* start Material supplied *

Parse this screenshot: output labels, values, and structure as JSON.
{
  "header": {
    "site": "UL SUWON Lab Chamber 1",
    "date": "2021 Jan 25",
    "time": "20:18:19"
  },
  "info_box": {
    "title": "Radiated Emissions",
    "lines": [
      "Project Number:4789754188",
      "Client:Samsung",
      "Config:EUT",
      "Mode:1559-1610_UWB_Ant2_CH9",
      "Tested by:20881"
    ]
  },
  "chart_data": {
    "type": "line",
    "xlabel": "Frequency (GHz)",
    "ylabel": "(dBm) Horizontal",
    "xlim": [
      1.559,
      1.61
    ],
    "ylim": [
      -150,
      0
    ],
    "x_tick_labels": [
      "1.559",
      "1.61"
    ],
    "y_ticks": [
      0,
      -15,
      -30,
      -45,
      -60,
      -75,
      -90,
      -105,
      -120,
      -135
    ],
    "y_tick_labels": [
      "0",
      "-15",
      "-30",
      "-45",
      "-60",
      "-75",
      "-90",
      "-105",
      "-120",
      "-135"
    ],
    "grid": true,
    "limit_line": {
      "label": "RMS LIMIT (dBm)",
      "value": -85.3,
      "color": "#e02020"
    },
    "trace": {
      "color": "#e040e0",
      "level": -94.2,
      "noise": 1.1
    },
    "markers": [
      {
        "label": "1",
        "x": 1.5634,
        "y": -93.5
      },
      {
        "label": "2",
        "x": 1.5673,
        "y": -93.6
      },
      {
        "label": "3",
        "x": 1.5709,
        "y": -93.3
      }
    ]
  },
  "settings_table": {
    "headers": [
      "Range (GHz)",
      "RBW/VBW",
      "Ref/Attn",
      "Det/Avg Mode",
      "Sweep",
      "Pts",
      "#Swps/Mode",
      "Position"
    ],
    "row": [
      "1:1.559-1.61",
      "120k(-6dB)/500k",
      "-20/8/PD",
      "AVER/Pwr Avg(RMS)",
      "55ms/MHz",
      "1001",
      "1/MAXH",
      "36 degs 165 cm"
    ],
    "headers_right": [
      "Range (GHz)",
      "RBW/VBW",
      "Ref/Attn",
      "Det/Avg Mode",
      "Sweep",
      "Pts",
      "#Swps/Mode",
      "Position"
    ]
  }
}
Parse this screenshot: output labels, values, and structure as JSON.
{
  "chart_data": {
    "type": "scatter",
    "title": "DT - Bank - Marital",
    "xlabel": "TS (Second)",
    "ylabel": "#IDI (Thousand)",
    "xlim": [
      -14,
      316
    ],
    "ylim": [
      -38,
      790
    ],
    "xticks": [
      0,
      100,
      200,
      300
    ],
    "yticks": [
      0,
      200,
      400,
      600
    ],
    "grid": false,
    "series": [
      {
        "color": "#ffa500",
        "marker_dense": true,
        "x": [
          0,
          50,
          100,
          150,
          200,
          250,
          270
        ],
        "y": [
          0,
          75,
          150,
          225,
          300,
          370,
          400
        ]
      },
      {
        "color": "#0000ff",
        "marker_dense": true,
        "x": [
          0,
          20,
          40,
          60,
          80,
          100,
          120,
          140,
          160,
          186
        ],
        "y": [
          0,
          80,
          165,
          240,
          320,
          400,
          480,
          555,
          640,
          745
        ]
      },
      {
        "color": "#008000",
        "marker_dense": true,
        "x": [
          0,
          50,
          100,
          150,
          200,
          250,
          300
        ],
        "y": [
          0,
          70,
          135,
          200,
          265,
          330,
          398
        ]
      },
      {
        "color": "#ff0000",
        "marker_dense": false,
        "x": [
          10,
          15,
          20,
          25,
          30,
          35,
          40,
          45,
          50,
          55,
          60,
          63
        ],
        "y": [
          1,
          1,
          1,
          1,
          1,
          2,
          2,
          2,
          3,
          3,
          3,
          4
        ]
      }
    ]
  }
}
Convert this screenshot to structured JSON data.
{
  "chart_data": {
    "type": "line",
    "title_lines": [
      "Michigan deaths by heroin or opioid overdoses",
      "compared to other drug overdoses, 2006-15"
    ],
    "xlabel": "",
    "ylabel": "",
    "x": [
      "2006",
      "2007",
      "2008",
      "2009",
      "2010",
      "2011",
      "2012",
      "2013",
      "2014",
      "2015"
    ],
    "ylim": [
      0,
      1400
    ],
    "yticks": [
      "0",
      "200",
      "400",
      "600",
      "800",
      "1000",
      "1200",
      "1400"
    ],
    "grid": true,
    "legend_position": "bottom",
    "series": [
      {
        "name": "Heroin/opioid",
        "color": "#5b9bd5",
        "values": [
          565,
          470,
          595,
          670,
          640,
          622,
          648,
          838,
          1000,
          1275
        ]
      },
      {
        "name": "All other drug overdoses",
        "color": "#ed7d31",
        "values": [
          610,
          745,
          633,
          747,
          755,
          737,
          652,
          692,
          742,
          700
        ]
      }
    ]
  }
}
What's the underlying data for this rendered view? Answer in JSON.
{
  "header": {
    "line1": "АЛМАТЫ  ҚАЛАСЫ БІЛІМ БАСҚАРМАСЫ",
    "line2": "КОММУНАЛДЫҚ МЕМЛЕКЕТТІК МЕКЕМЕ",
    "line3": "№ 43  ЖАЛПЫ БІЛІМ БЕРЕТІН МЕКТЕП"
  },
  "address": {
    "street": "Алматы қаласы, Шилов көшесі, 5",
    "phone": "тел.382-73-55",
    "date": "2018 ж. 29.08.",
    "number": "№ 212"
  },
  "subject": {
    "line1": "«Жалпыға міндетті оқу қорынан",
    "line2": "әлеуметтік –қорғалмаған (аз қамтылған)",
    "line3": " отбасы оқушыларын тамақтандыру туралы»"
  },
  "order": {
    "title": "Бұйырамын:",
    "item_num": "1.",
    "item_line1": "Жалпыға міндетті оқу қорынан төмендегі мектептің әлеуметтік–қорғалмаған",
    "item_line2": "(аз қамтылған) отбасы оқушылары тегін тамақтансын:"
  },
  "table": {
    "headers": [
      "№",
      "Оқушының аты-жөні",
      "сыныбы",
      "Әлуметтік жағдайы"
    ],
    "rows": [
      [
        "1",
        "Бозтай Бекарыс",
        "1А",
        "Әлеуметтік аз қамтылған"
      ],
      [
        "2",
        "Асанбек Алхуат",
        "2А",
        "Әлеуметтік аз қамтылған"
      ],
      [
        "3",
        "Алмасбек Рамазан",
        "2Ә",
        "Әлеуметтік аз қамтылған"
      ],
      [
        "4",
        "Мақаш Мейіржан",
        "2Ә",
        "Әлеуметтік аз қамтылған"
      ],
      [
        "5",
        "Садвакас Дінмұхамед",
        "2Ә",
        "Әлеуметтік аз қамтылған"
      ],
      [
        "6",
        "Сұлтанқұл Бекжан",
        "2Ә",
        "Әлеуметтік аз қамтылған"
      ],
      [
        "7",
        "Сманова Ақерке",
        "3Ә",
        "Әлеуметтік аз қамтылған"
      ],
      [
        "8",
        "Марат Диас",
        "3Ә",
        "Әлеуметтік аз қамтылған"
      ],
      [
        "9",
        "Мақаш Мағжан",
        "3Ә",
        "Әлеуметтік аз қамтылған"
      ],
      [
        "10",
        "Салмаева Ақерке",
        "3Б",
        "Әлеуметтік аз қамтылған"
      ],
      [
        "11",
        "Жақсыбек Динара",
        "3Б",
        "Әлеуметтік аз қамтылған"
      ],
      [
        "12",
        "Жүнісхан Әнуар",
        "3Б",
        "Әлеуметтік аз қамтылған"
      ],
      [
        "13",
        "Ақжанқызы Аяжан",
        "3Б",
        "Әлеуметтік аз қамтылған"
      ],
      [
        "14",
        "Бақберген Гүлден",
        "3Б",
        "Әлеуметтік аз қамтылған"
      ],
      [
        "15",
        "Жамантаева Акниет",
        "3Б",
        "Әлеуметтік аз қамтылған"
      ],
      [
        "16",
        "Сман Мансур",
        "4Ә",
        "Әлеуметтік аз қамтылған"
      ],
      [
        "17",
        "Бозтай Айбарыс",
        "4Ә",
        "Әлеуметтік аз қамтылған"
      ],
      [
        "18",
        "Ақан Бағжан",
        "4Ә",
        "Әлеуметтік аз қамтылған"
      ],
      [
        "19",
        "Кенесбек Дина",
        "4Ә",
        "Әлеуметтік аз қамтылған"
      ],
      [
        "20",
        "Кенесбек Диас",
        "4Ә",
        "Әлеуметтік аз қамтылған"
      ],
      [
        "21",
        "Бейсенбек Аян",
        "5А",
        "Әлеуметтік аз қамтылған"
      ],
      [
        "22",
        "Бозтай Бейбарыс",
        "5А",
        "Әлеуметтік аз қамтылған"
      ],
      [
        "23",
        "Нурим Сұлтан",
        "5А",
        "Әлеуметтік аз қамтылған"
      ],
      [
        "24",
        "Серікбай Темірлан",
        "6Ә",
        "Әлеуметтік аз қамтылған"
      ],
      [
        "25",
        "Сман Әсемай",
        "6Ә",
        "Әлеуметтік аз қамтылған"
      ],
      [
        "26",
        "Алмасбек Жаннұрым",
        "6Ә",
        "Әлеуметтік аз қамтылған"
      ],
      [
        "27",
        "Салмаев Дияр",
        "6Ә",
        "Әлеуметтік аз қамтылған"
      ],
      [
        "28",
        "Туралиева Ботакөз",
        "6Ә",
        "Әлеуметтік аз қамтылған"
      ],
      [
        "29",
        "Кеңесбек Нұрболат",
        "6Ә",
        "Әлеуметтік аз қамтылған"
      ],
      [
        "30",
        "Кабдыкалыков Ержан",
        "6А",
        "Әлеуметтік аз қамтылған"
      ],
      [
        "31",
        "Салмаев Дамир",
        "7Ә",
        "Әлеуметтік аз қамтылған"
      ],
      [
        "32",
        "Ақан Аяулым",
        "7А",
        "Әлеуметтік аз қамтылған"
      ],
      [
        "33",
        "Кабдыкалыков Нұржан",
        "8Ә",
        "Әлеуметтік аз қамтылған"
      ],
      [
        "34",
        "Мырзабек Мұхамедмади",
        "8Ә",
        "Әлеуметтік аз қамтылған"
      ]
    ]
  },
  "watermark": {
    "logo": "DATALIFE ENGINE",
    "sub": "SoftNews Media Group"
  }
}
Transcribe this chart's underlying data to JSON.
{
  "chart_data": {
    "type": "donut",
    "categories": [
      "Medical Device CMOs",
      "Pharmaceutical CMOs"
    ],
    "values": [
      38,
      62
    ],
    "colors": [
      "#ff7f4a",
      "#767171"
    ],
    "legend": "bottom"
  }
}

* end Material supplied *

Return precisely the lines of the records, starting with the line that holds "Transcribe this chart's" and ending with the last one.

Transcribe this chart's underlying data to JSON.
{
  "chart_data": {
    "type": "donut",
    "categories": [
      "Medical Device CMOs",
      "Pharmaceutical CMOs"
    ],
    "values": [
      38,
      62
    ],
    "colors": [
      "#ff7f4a",
      "#767171"
    ],
    "legend": "bottom"
  }
}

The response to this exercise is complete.